- **TASK ITEM**
Reproduce each of the following records without any deviation.

- **MATERIAL SHOWN**

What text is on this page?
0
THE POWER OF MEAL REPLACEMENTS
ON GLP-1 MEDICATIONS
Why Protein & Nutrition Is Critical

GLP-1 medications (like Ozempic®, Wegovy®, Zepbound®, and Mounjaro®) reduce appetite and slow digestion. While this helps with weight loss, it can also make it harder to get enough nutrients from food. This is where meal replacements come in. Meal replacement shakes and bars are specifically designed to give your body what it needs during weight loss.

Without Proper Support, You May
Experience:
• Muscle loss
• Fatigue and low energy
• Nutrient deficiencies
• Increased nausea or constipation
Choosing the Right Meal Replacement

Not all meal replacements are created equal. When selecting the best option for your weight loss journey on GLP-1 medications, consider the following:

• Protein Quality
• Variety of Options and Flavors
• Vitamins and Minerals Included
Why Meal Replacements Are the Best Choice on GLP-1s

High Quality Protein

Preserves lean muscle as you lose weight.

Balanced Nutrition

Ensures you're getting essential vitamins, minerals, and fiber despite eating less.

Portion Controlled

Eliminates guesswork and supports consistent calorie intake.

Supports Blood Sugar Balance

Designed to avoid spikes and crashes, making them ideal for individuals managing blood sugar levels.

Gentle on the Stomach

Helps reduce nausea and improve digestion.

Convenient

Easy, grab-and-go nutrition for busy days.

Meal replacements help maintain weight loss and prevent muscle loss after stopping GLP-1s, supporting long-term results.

- **TASK SOLUTION**
What text is on this page?
0
THE POWER OF MEAL REPLACEMENTS
ON GLP-1 MEDICATIONS
Why Protein & Nutrition Is Critical

GLP-1 medications (like Ozempic®, Wegovy®, Zepbound®, and Mounjaro®) reduce appetite and slow digestion. While this helps with weight loss, it can also make it harder to get enough nutrients from food. This is where meal replacements come in. Meal replacement shakes and bars are specifically designed to give your body what it needs during weight loss.

Without Proper Support, You May
Experience:
• Muscle loss
• Fatigue and low energy
• Nutrient deficiencies
• Increased nausea or constipation
Choosing the Right Meal Replacement

Not all meal replacements are created equal. When selecting the best option for your weight loss journey on GLP-1 medications, consider the following:

• Protein Quality
• Variety of Options and Flavors
• Vitamins and Minerals Included
Why Meal Replacements Are the Best Choice on GLP-1s

High Quality Protein

Preserves lean muscle as you lose weight.

Balanced Nutrition

Ensures you're getting essential vitamins, minerals, and fiber despite eating less.

Portion Controlled

Eliminates guesswork and supports consistent calorie intake.

Supports Blood Sugar Balance

Designed to avoid spikes and crashes, making them ideal for individuals managing blood sugar levels.

Gentle on the Stomach

Helps reduce nausea and improve digestion.

Convenient

Easy, grab-and-go nutrition for busy days.

Meal replacements help maintain weight loss and prevent muscle loss after stopping GLP-1s, supporting long-term results.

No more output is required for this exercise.